→ **Element position data**:
'''

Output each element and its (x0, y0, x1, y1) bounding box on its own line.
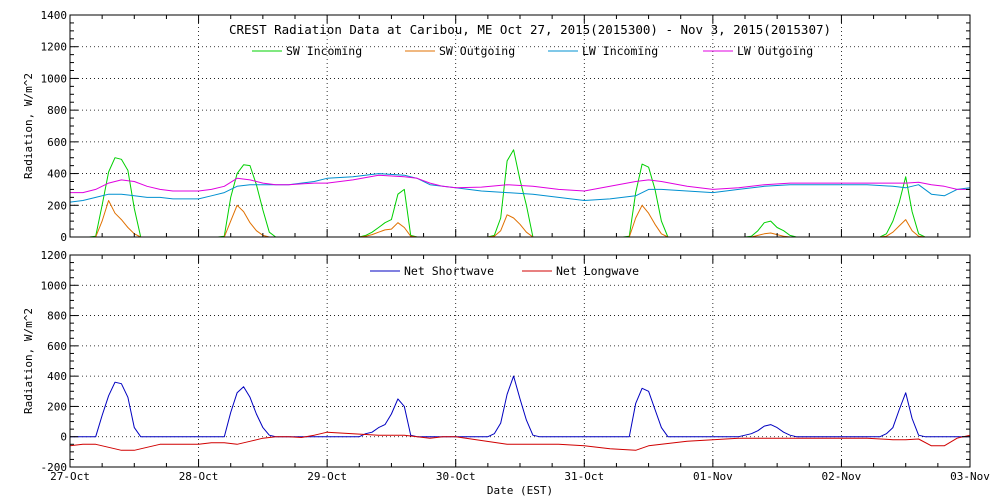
y-tick-label: 400 (47, 370, 67, 383)
bottom-legend: Net Shortwave Net Longwave (370, 264, 639, 278)
top-tick-marks (69, 14, 971, 238)
x-tick-label: 02-Nov (822, 470, 862, 483)
legend-label: LW Incoming (582, 44, 658, 58)
top-plot-frame (69, 14, 971, 238)
y-tick-label: 0 (60, 231, 67, 244)
bottom-series-lines (69, 375, 971, 451)
chart-title: CREST Radiation Data at Caribou, ME Oct … (229, 22, 831, 37)
top-legend: SW Incoming SW Outgoing LW Incoming LW Outg… (252, 44, 813, 58)
x-tick-label: 01-Nov (693, 470, 733, 483)
legend-label: Net Longwave (556, 264, 639, 278)
top-series-lines (69, 149, 971, 238)
bottom-y-tick-labels: -200 0 200 400 600 800 1000 1200 (41, 249, 68, 474)
y-tick-label: 1000 (41, 279, 68, 292)
bottom-x-tick-labels: 27-Oct 28-Oct 29-Oct 30-Oct 31-Oct 01-Nov 02-N… (50, 470, 990, 483)
y-tick-label: 1200 (41, 249, 68, 262)
y-tick-label: 200 (47, 199, 67, 212)
x-tick-label: 29-Oct (307, 470, 347, 483)
legend-label: SW Incoming (286, 44, 362, 58)
y-tick-label: 800 (47, 104, 67, 117)
bottom-panel: -200 0 200 400 600 800 1000 1200 27-Oct 28-Oct 29… (22, 249, 990, 497)
y-tick-label: 0 (60, 431, 67, 444)
x-tick-label: 28-Oct (179, 470, 219, 483)
y-tick-label: 800 (47, 310, 67, 323)
legend-label: LW Outgoing (737, 44, 813, 58)
bottom-tick-marks (69, 254, 971, 468)
y-tick-label: -200 (41, 461, 68, 474)
series-line-sw-outgoing (70, 200, 970, 238)
series-line-lw-incoming (69, 173, 971, 203)
bottom-plot-frame (69, 254, 971, 468)
x-tick-label: 31-Oct (564, 470, 604, 483)
top-y-tick-labels: 0 200 400 600 800 1000 1200 1400 (41, 9, 68, 244)
legend-label: Net Shortwave (404, 264, 494, 278)
top-panel: 0 200 400 600 800 1000 1200 1400 Radiation, W/m… (22, 9, 971, 244)
y-tick-label: 600 (47, 340, 67, 353)
bottom-y-axis-label: Radiation, W/m^2 (22, 308, 35, 414)
y-tick-label: 1200 (41, 41, 68, 54)
y-tick-label: 1000 (41, 72, 68, 85)
y-tick-label: 200 (47, 400, 67, 413)
x-tick-label: 27-Oct (50, 470, 90, 483)
y-tick-label: 1400 (41, 9, 68, 22)
series-line-net-shortwave (70, 375, 970, 438)
x-tick-label: 03-Nov (950, 470, 990, 483)
series-line-net-longwave (69, 431, 971, 451)
x-axis-label: Date (EST) (487, 484, 553, 497)
top-y-axis-label: Radiation, W/m^2 (22, 73, 35, 179)
series-line-lw-outgoing (70, 174, 970, 194)
bottom-gridlines (70, 255, 970, 467)
x-tick-label: 30-Oct (436, 470, 476, 483)
top-gridlines (70, 15, 970, 237)
y-tick-label: 600 (47, 136, 67, 149)
y-tick-label: 400 (47, 168, 67, 181)
legend-label: SW Outgoing (439, 44, 515, 58)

'''

→ **What you have to do**: Please rewrite the items above, replacing every "legend-label" with "legend-entry" and keeping everything else unchanged. Leave the pictures out of your answer.

→ **Solution to the exercise**:
Output each element and its (x0, y0, x1, y1) bounding box on its own line.
y-tick-label: 400 (47, 370, 67, 383)
bottom-legend: Net Shortwave Net Longwave (370, 264, 639, 278)
top-tick-marks (69, 14, 971, 238)
x-tick-label: 02-Nov (822, 470, 862, 483)
legend-entry: LW Incoming (582, 44, 658, 58)
top-plot-frame (69, 14, 971, 238)
y-tick-label: 0 (60, 231, 67, 244)
bottom-series-lines (69, 375, 971, 451)
chart-title: CREST Radiation Data at Caribou, ME Oct … (229, 22, 831, 37)
top-legend: SW Incoming SW Outgoing LW Incoming LW Outg… (252, 44, 813, 58)
x-tick-label: 01-Nov (693, 470, 733, 483)
legend-entry: Net Longwave (556, 264, 639, 278)
top-series-lines (69, 149, 971, 238)
bottom-y-tick-labels: -200 0 200 400 600 800 1000 1200 (41, 249, 68, 474)
y-tick-label: 1000 (41, 279, 68, 292)
bottom-x-tick-labels: 27-Oct 28-Oct 29-Oct 30-Oct 31-Oct 01-Nov 02-N… (50, 470, 990, 483)
y-tick-label: 1200 (41, 249, 68, 262)
y-tick-label: 200 (47, 199, 67, 212)
x-tick-label: 29-Oct (307, 470, 347, 483)
legend-entry: SW Incoming (286, 44, 362, 58)
y-tick-label: 800 (47, 104, 67, 117)
bottom-panel: -200 0 200 400 600 800 1000 1200 27-Oct 28-Oct 29… (22, 249, 990, 497)
y-tick-label: 0 (60, 431, 67, 444)
x-tick-label: 28-Oct (179, 470, 219, 483)
y-tick-label: 800 (47, 310, 67, 323)
legend-entry: LW Outgoing (737, 44, 813, 58)
bottom-tick-marks (69, 254, 971, 468)
y-tick-label: -200 (41, 461, 68, 474)
series-line-sw-outgoing (70, 200, 970, 238)
series-line-lw-incoming (69, 173, 971, 203)
bottom-plot-frame (69, 254, 971, 468)
x-tick-label: 31-Oct (564, 470, 604, 483)
top-y-tick-labels: 0 200 400 600 800 1000 1200 1400 (41, 9, 68, 244)
legend-entry: Net Shortwave (404, 264, 494, 278)
top-panel: 0 200 400 600 800 1000 1200 1400 Radiation, W/m… (22, 9, 971, 244)
y-tick-label: 600 (47, 340, 67, 353)
bottom-y-axis-label: Radiation, W/m^2 (22, 308, 35, 414)
y-tick-label: 1200 (41, 41, 68, 54)
y-tick-label: 1000 (41, 72, 68, 85)
y-tick-label: 200 (47, 400, 67, 413)
x-tick-label: 27-Oct (50, 470, 90, 483)
y-tick-label: 1400 (41, 9, 68, 22)
series-line-net-shortwave (70, 375, 970, 438)
x-tick-label: 03-Nov (950, 470, 990, 483)
series-line-net-longwave (69, 431, 971, 451)
x-axis-label: Date (EST) (487, 484, 553, 497)
top-y-axis-label: Radiation, W/m^2 (22, 73, 35, 179)
series-line-lw-outgoing (70, 174, 970, 194)
bottom-gridlines (70, 255, 970, 467)
x-tick-label: 30-Oct (436, 470, 476, 483)
top-gridlines (70, 15, 970, 237)
y-tick-label: 600 (47, 136, 67, 149)
y-tick-label: 400 (47, 168, 67, 181)
legend-entry: SW Outgoing (439, 44, 515, 58)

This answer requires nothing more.